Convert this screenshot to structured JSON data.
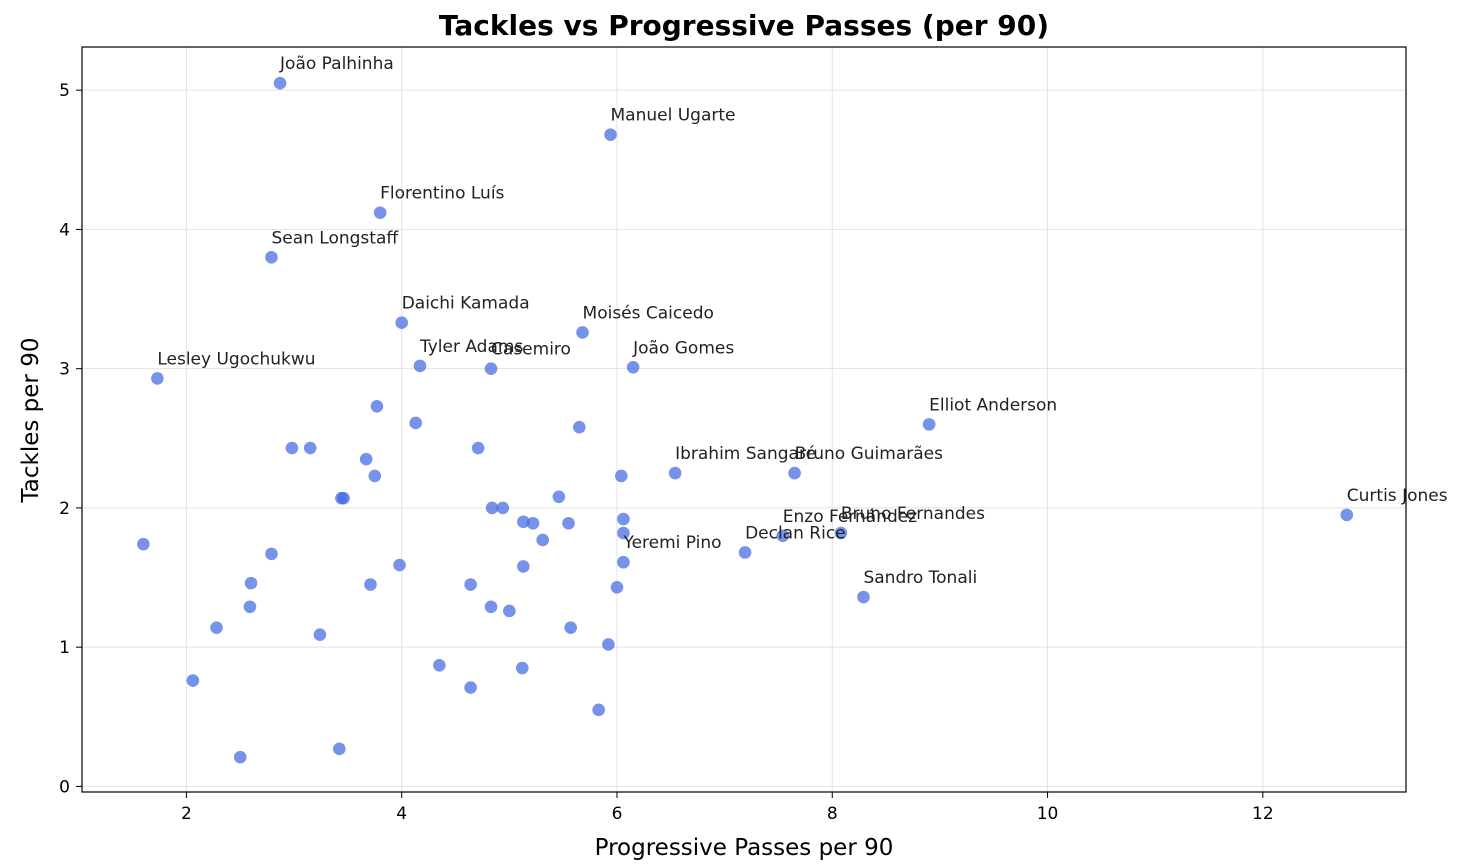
{
  "chart_data": {
    "type": "scatter",
    "title": "Tackles vs Progressive Passes (per 90)",
    "xlabel": "Progressive Passes per 90",
    "ylabel": "Tackles per 90",
    "xlim": [
      1.03,
      13.33
    ],
    "ylim": [
      -0.04,
      5.31
    ],
    "xticks": [
      2,
      4,
      6,
      8,
      10,
      12
    ],
    "yticks": [
      0,
      1,
      2,
      3,
      4,
      5
    ],
    "grid": true,
    "color": "#4169E1",
    "points": [
      {
        "x": 2.87,
        "y": 5.05,
        "label": "João Palhinha"
      },
      {
        "x": 5.94,
        "y": 4.68,
        "label": "Manuel Ugarte"
      },
      {
        "x": 3.8,
        "y": 4.12,
        "label": "Florentino Luís"
      },
      {
        "x": 2.79,
        "y": 3.8,
        "label": "Sean Longstaff"
      },
      {
        "x": 4.0,
        "y": 3.33,
        "label": "Daichi Kamada"
      },
      {
        "x": 5.68,
        "y": 3.26,
        "label": "Moisés Caicedo"
      },
      {
        "x": 4.17,
        "y": 3.02,
        "label": "Tyler Adams"
      },
      {
        "x": 4.83,
        "y": 3.0,
        "label": "Casemiro"
      },
      {
        "x": 6.15,
        "y": 3.01,
        "label": "João Gomes"
      },
      {
        "x": 1.73,
        "y": 2.93,
        "label": "Lesley Ugochukwu"
      },
      {
        "x": 8.9,
        "y": 2.6,
        "label": "Elliot Anderson"
      },
      {
        "x": 6.54,
        "y": 2.25,
        "label": "Ibrahim Sangaré"
      },
      {
        "x": 7.65,
        "y": 2.25,
        "label": "Bruno Guimarães"
      },
      {
        "x": 12.78,
        "y": 1.95,
        "label": "Curtis Jones"
      },
      {
        "x": 8.08,
        "y": 1.82,
        "label": "Bruno Fernandes"
      },
      {
        "x": 7.54,
        "y": 1.8,
        "label": "Enzo Fernández"
      },
      {
        "x": 7.19,
        "y": 1.68,
        "label": "Declan Rice"
      },
      {
        "x": 6.06,
        "y": 1.61,
        "label": "Yeremi Pino"
      },
      {
        "x": 8.29,
        "y": 1.36,
        "label": "Sandro Tonali"
      },
      {
        "x": 3.77,
        "y": 2.73,
        "label": ""
      },
      {
        "x": 4.13,
        "y": 2.61,
        "label": ""
      },
      {
        "x": 5.65,
        "y": 2.58,
        "label": ""
      },
      {
        "x": 2.98,
        "y": 2.43,
        "label": ""
      },
      {
        "x": 3.15,
        "y": 2.43,
        "label": ""
      },
      {
        "x": 4.71,
        "y": 2.43,
        "label": ""
      },
      {
        "x": 3.67,
        "y": 2.35,
        "label": ""
      },
      {
        "x": 3.75,
        "y": 2.23,
        "label": ""
      },
      {
        "x": 6.04,
        "y": 2.23,
        "label": ""
      },
      {
        "x": 3.44,
        "y": 2.07,
        "label": ""
      },
      {
        "x": 3.46,
        "y": 2.07,
        "label": ""
      },
      {
        "x": 5.46,
        "y": 2.08,
        "label": ""
      },
      {
        "x": 4.84,
        "y": 2.0,
        "label": ""
      },
      {
        "x": 4.94,
        "y": 2.0,
        "label": ""
      },
      {
        "x": 5.13,
        "y": 1.9,
        "label": ""
      },
      {
        "x": 5.22,
        "y": 1.89,
        "label": ""
      },
      {
        "x": 5.55,
        "y": 1.89,
        "label": ""
      },
      {
        "x": 6.06,
        "y": 1.92,
        "label": ""
      },
      {
        "x": 6.06,
        "y": 1.82,
        "label": ""
      },
      {
        "x": 5.31,
        "y": 1.77,
        "label": ""
      },
      {
        "x": 1.6,
        "y": 1.74,
        "label": ""
      },
      {
        "x": 2.79,
        "y": 1.67,
        "label": ""
      },
      {
        "x": 3.98,
        "y": 1.59,
        "label": ""
      },
      {
        "x": 5.13,
        "y": 1.58,
        "label": ""
      },
      {
        "x": 2.6,
        "y": 1.46,
        "label": ""
      },
      {
        "x": 3.71,
        "y": 1.45,
        "label": ""
      },
      {
        "x": 4.64,
        "y": 1.45,
        "label": ""
      },
      {
        "x": 6.0,
        "y": 1.43,
        "label": ""
      },
      {
        "x": 2.59,
        "y": 1.29,
        "label": ""
      },
      {
        "x": 4.83,
        "y": 1.29,
        "label": ""
      },
      {
        "x": 5.0,
        "y": 1.26,
        "label": ""
      },
      {
        "x": 2.28,
        "y": 1.14,
        "label": ""
      },
      {
        "x": 5.57,
        "y": 1.14,
        "label": ""
      },
      {
        "x": 3.24,
        "y": 1.09,
        "label": ""
      },
      {
        "x": 5.92,
        "y": 1.02,
        "label": ""
      },
      {
        "x": 4.35,
        "y": 0.87,
        "label": ""
      },
      {
        "x": 5.12,
        "y": 0.85,
        "label": ""
      },
      {
        "x": 2.06,
        "y": 0.76,
        "label": ""
      },
      {
        "x": 4.64,
        "y": 0.71,
        "label": ""
      },
      {
        "x": 5.83,
        "y": 0.55,
        "label": ""
      },
      {
        "x": 3.42,
        "y": 0.27,
        "label": ""
      },
      {
        "x": 2.5,
        "y": 0.21,
        "label": ""
      }
    ]
  }
}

**INSTRUCTIONS TO FOLLOW**.
Copy out the entries verbatim and leave the images out.

**RESPONSE TO THIS EXERCISE**.
Convert this screenshot to structured JSON data.
{
  "chart_data": {
    "type": "scatter",
    "title": "Tackles vs Progressive Passes (per 90)",
    "xlabel": "Progressive Passes per 90",
    "ylabel": "Tackles per 90",
    "xlim": [
      1.03,
      13.33
    ],
    "ylim": [
      -0.04,
      5.31
    ],
    "xticks": [
      2,
      4,
      6,
      8,
      10,
      12
    ],
    "yticks": [
      0,
      1,
      2,
      3,
      4,
      5
    ],
    "grid": true,
    "color": "#4169E1",
    "points": [
      {
        "x": 2.87,
        "y": 5.05,
        "label": "João Palhinha"
      },
      {
        "x": 5.94,
        "y": 4.68,
        "label": "Manuel Ugarte"
      },
      {
        "x": 3.8,
        "y": 4.12,
        "label": "Florentino Luís"
      },
      {
        "x": 2.79,
        "y": 3.8,
        "label": "Sean Longstaff"
      },
      {
        "x": 4.0,
        "y": 3.33,
        "label": "Daichi Kamada"
      },
      {
        "x": 5.68,
        "y": 3.26,
        "label": "Moisés Caicedo"
      },
      {
        "x": 4.17,
        "y": 3.02,
        "label": "Tyler Adams"
      },
      {
        "x": 4.83,
        "y": 3.0,
        "label": "Casemiro"
      },
      {
        "x": 6.15,
        "y": 3.01,
        "label": "João Gomes"
      },
      {
        "x": 1.73,
        "y": 2.93,
        "label": "Lesley Ugochukwu"
      },
      {
        "x": 8.9,
        "y": 2.6,
        "label": "Elliot Anderson"
      },
      {
        "x": 6.54,
        "y": 2.25,
        "label": "Ibrahim Sangaré"
      },
      {
        "x": 7.65,
        "y": 2.25,
        "label": "Bruno Guimarães"
      },
      {
        "x": 12.78,
        "y": 1.95,
        "label": "Curtis Jones"
      },
      {
        "x": 8.08,
        "y": 1.82,
        "label": "Bruno Fernandes"
      },
      {
        "x": 7.54,
        "y": 1.8,
        "label": "Enzo Fernández"
      },
      {
        "x": 7.19,
        "y": 1.68,
        "label": "Declan Rice"
      },
      {
        "x": 6.06,
        "y": 1.61,
        "label": "Yeremi Pino"
      },
      {
        "x": 8.29,
        "y": 1.36,
        "label": "Sandro Tonali"
      },
      {
        "x": 3.77,
        "y": 2.73,
        "label": ""
      },
      {
        "x": 4.13,
        "y": 2.61,
        "label": ""
      },
      {
        "x": 5.65,
        "y": 2.58,
        "label": ""
      },
      {
        "x": 2.98,
        "y": 2.43,
        "label": ""
      },
      {
        "x": 3.15,
        "y": 2.43,
        "label": ""
      },
      {
        "x": 4.71,
        "y": 2.43,
        "label": ""
      },
      {
        "x": 3.67,
        "y": 2.35,
        "label": ""
      },
      {
        "x": 3.75,
        "y": 2.23,
        "label": ""
      },
      {
        "x": 6.04,
        "y": 2.23,
        "label": ""
      },
      {
        "x": 3.44,
        "y": 2.07,
        "label": ""
      },
      {
        "x": 3.46,
        "y": 2.07,
        "label": ""
      },
      {
        "x": 5.46,
        "y": 2.08,
        "label": ""
      },
      {
        "x": 4.84,
        "y": 2.0,
        "label": ""
      },
      {
        "x": 4.94,
        "y": 2.0,
        "label": ""
      },
      {
        "x": 5.13,
        "y": 1.9,
        "label": ""
      },
      {
        "x": 5.22,
        "y": 1.89,
        "label": ""
      },
      {
        "x": 5.55,
        "y": 1.89,
        "label": ""
      },
      {
        "x": 6.06,
        "y": 1.92,
        "label": ""
      },
      {
        "x": 6.06,
        "y": 1.82,
        "label": ""
      },
      {
        "x": 5.31,
        "y": 1.77,
        "label": ""
      },
      {
        "x": 1.6,
        "y": 1.74,
        "label": ""
      },
      {
        "x": 2.79,
        "y": 1.67,
        "label": ""
      },
      {
        "x": 3.98,
        "y": 1.59,
        "label": ""
      },
      {
        "x": 5.13,
        "y": 1.58,
        "label": ""
      },
      {
        "x": 2.6,
        "y": 1.46,
        "label": ""
      },
      {
        "x": 3.71,
        "y": 1.45,
        "label": ""
      },
      {
        "x": 4.64,
        "y": 1.45,
        "label": ""
      },
      {
        "x": 6.0,
        "y": 1.43,
        "label": ""
      },
      {
        "x": 2.59,
        "y": 1.29,
        "label": ""
      },
      {
        "x": 4.83,
        "y": 1.29,
        "label": ""
      },
      {
        "x": 5.0,
        "y": 1.26,
        "label": ""
      },
      {
        "x": 2.28,
        "y": 1.14,
        "label": ""
      },
      {
        "x": 5.57,
        "y": 1.14,
        "label": ""
      },
      {
        "x": 3.24,
        "y": 1.09,
        "label": ""
      },
      {
        "x": 5.92,
        "y": 1.02,
        "label": ""
      },
      {
        "x": 4.35,
        "y": 0.87,
        "label": ""
      },
      {
        "x": 5.12,
        "y": 0.85,
        "label": ""
      },
      {
        "x": 2.06,
        "y": 0.76,
        "label": ""
      },
      {
        "x": 4.64,
        "y": 0.71,
        "label": ""
      },
      {
        "x": 5.83,
        "y": 0.55,
        "label": ""
      },
      {
        "x": 3.42,
        "y": 0.27,
        "label": ""
      },
      {
        "x": 2.5,
        "y": 0.21,
        "label": ""
      }
    ]
  }
}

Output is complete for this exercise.